= TASK STATEMENT =
Find every line in the records below that holds the word "more" and copy it.

========================

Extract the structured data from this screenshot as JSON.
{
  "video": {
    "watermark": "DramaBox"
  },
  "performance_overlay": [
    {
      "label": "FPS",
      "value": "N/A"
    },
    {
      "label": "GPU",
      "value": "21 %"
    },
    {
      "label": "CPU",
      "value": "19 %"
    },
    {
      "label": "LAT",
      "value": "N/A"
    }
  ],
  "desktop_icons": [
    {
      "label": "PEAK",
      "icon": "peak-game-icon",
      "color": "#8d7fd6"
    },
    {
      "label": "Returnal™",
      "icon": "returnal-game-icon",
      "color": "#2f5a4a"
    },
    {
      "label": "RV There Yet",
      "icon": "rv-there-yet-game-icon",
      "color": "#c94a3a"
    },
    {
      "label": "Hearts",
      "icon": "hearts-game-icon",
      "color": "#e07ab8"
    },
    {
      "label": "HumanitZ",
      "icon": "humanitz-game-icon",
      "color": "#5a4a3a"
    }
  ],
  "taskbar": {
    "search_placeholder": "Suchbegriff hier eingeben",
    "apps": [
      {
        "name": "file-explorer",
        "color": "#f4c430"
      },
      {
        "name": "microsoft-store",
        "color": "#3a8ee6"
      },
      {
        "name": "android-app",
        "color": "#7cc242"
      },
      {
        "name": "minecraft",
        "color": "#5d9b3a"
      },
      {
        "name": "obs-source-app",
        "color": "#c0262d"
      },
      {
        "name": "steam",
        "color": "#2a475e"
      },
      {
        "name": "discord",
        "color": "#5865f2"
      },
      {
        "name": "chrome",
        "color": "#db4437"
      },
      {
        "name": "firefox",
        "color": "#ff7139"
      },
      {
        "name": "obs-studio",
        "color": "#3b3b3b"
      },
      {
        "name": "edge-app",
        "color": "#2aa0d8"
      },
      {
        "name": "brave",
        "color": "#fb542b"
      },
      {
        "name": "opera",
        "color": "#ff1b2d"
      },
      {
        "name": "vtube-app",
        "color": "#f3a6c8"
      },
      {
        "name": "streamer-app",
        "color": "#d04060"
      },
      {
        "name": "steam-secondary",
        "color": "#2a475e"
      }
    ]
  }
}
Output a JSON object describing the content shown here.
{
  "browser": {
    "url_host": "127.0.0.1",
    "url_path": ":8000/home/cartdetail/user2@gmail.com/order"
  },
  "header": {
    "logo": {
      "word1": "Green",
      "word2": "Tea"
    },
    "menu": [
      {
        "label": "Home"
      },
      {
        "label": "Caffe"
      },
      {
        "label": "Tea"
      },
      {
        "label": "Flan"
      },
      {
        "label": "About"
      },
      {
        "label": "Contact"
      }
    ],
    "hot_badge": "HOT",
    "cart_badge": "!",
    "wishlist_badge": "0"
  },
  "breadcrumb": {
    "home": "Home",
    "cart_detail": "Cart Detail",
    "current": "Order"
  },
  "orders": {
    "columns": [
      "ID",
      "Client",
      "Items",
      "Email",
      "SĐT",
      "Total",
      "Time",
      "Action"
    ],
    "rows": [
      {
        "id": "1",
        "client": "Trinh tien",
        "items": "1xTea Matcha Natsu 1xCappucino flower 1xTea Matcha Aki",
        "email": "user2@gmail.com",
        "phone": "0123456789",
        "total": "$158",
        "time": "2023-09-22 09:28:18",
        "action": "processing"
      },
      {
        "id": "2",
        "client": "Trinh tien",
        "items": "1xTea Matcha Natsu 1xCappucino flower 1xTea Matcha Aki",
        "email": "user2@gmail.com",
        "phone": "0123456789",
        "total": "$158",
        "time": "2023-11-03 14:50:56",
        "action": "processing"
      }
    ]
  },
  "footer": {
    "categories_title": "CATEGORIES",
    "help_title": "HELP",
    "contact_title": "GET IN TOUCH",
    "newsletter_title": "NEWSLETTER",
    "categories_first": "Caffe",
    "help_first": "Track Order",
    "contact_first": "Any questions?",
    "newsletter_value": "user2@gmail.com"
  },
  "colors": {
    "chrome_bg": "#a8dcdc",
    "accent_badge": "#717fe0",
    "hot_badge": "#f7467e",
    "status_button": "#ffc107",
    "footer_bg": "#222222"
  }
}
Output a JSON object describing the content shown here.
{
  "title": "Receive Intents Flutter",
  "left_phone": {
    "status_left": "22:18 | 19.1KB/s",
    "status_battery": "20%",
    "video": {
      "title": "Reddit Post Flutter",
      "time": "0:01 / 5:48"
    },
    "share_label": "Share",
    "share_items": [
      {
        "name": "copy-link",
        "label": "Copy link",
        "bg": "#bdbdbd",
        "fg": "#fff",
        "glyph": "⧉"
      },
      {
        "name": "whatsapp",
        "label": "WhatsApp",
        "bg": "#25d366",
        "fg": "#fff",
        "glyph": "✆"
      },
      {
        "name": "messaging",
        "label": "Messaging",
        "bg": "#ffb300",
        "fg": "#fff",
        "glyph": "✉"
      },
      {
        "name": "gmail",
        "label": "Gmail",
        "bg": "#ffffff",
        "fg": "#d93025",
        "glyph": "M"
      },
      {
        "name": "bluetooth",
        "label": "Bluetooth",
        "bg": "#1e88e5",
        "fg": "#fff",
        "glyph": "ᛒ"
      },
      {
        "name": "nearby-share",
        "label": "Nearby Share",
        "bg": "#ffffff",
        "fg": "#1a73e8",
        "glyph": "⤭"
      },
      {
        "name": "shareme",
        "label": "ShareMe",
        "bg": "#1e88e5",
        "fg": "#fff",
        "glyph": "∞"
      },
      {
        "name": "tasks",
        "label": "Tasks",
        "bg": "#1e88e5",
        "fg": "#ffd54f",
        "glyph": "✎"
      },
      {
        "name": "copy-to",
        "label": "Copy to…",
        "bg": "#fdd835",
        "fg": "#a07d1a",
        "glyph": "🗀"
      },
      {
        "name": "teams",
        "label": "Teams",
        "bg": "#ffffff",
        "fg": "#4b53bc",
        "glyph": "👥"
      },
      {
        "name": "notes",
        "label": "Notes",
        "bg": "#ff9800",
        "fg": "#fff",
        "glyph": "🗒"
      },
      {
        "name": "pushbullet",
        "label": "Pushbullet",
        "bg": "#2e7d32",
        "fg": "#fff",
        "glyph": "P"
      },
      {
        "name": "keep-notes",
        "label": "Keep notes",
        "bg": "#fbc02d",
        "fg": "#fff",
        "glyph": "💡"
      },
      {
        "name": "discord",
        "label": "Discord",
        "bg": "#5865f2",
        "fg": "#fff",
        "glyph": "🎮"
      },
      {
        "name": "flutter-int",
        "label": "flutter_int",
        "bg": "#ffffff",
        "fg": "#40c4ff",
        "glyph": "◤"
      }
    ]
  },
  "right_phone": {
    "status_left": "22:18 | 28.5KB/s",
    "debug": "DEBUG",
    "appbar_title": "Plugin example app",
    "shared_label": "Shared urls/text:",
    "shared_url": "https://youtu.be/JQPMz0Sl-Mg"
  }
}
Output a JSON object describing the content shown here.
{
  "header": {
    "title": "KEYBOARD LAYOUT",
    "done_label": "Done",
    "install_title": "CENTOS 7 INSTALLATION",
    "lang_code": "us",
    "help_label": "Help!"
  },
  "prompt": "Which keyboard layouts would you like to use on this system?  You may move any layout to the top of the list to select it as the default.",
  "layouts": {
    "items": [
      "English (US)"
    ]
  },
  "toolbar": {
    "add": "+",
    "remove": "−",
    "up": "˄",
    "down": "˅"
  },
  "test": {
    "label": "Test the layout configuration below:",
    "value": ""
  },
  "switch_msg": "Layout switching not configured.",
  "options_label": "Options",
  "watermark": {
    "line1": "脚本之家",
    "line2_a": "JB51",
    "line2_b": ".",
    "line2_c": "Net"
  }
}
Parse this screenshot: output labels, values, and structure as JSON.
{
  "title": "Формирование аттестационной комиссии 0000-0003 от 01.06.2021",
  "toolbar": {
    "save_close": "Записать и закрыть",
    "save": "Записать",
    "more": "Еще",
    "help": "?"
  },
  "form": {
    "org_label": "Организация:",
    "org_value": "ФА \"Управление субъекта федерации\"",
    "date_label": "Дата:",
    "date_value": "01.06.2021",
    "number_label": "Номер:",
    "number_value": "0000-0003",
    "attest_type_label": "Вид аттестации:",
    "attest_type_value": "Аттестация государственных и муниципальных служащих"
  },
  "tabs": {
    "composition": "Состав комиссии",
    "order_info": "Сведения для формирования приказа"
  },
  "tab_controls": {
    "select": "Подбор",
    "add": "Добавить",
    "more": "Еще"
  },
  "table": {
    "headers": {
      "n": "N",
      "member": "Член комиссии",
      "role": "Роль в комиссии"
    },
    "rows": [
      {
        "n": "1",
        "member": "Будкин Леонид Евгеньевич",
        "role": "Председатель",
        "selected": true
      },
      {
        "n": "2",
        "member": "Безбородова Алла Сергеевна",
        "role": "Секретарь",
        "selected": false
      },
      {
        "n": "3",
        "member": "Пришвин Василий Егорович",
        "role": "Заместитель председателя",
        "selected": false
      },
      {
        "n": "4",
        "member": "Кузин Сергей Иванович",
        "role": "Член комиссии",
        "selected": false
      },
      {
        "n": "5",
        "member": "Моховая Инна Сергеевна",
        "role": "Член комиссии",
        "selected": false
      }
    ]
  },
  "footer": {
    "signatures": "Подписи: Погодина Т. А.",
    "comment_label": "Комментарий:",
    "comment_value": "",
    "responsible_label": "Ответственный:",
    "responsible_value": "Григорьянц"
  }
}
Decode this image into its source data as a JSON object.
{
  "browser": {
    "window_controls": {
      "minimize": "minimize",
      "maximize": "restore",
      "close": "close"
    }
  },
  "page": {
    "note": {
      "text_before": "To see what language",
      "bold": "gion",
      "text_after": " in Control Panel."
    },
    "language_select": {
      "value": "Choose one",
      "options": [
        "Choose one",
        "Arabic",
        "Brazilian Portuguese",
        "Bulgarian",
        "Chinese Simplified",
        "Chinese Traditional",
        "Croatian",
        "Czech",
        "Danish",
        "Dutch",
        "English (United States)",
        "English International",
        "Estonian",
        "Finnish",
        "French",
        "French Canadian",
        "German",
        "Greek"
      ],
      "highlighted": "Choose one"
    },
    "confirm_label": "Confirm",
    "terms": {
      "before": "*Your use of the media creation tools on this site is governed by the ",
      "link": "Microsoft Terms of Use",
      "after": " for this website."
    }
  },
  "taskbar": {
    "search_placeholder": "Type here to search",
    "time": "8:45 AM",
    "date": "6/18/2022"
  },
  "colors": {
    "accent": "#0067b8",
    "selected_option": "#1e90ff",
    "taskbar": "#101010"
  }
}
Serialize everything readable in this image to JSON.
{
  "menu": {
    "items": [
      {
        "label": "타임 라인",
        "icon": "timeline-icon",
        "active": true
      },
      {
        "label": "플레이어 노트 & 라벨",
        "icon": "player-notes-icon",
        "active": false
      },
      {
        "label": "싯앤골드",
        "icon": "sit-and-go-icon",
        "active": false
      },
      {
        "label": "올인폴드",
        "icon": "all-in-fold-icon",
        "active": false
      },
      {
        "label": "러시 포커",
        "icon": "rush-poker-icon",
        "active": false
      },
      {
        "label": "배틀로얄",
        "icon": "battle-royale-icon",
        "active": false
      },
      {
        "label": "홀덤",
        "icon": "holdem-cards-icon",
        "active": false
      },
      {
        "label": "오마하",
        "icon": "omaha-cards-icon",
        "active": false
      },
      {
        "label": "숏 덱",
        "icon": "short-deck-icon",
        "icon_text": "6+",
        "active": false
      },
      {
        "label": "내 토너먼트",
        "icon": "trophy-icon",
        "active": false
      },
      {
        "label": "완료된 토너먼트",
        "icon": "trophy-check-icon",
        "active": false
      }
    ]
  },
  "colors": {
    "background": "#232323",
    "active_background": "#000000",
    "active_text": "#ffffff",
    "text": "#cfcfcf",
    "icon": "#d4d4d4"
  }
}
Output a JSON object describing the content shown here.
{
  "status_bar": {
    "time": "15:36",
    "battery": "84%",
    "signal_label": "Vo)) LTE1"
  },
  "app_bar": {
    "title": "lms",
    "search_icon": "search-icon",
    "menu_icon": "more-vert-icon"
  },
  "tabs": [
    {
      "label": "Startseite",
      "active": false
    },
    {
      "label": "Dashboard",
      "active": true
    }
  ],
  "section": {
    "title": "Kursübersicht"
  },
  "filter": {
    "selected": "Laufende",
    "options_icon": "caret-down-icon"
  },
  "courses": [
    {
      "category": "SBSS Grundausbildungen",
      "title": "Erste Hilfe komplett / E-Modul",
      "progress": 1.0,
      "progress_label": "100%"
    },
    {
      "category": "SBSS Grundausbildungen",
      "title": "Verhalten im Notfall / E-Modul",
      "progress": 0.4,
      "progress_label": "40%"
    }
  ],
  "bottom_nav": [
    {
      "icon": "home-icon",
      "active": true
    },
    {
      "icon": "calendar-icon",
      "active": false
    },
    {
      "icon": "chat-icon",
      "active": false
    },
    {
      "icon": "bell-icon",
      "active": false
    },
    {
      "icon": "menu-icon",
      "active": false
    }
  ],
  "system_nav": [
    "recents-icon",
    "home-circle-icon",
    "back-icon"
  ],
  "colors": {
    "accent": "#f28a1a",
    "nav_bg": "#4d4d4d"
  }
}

========================

= FULL SOLUTION =
    "more": "Еще",
    "more": "Еще"
    "menu_icon": "more-vert-icon"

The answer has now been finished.